**Supplied data:**
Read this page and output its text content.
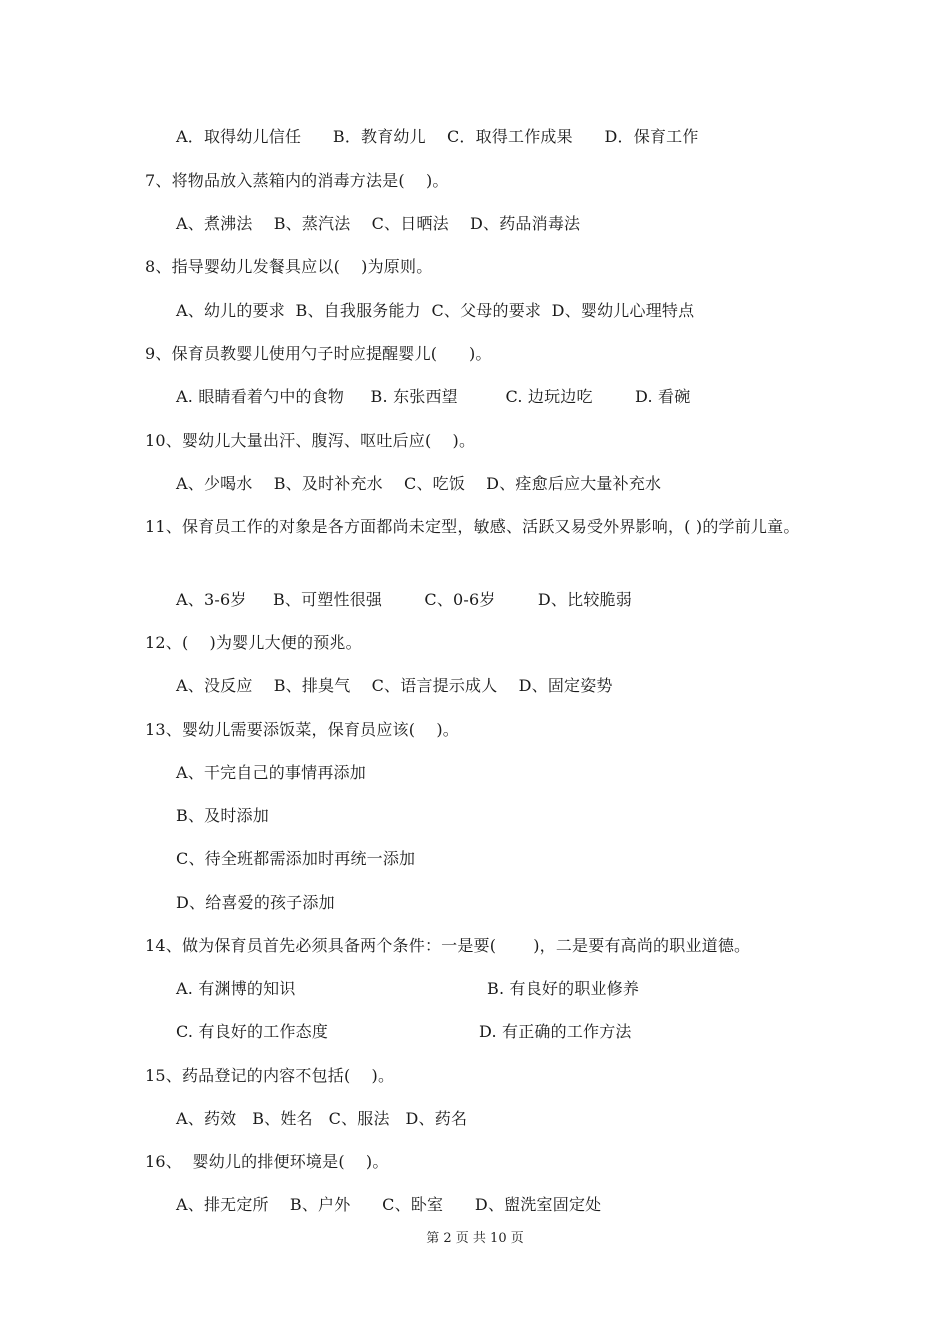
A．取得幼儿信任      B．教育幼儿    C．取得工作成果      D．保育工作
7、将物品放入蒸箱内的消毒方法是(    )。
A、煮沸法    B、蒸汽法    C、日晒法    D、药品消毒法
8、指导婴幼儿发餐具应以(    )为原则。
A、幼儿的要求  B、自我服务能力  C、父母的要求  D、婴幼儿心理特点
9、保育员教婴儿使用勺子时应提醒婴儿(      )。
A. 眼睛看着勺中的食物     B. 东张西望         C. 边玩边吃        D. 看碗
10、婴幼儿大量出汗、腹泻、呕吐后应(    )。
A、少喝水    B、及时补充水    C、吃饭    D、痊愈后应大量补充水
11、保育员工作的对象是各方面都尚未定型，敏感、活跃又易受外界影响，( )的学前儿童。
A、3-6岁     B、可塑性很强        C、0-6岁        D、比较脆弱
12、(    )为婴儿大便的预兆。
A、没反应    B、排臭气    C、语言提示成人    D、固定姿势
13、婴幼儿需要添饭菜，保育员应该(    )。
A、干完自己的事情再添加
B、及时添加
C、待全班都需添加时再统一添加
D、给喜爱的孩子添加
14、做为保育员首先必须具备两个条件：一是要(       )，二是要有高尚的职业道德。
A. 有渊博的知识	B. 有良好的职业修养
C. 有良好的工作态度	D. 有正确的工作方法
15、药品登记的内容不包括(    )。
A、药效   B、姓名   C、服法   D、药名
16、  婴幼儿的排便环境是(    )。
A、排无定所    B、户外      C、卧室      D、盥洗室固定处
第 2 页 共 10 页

**Set task:** Every record above should be written out again without change, except that the pictures are left out.

**Answer below:**
Read this page and output its text content.
A．取得幼儿信任      B．教育幼儿    C．取得工作成果      D．保育工作
7、将物品放入蒸箱内的消毒方法是(    )。
A、煮沸法    B、蒸汽法    C、日晒法    D、药品消毒法
8、指导婴幼儿发餐具应以(    )为原则。
A、幼儿的要求  B、自我服务能力  C、父母的要求  D、婴幼儿心理特点
9、保育员教婴儿使用勺子时应提醒婴儿(      )。
A. 眼睛看着勺中的食物     B. 东张西望         C. 边玩边吃        D. 看碗
10、婴幼儿大量出汗、腹泻、呕吐后应(    )。
A、少喝水    B、及时补充水    C、吃饭    D、痊愈后应大量补充水
11、保育员工作的对象是各方面都尚未定型，敏感、活跃又易受外界影响，( )的学前儿童。
A、3-6岁     B、可塑性很强        C、0-6岁        D、比较脆弱
12、(    )为婴儿大便的预兆。
A、没反应    B、排臭气    C、语言提示成人    D、固定姿势
13、婴幼儿需要添饭菜，保育员应该(    )。
A、干完自己的事情再添加
B、及时添加
C、待全班都需添加时再统一添加
D、给喜爱的孩子添加
14、做为保育员首先必须具备两个条件：一是要(       )，二是要有高尚的职业道德。
A. 有渊博的知识	B. 有良好的职业修养
C. 有良好的工作态度	D. 有正确的工作方法
15、药品登记的内容不包括(    )。
A、药效   B、姓名   C、服法   D、药名
16、  婴幼儿的排便环境是(    )。
A、排无定所    B、户外      C、卧室      D、盥洗室固定处
第 2 页 共 10 页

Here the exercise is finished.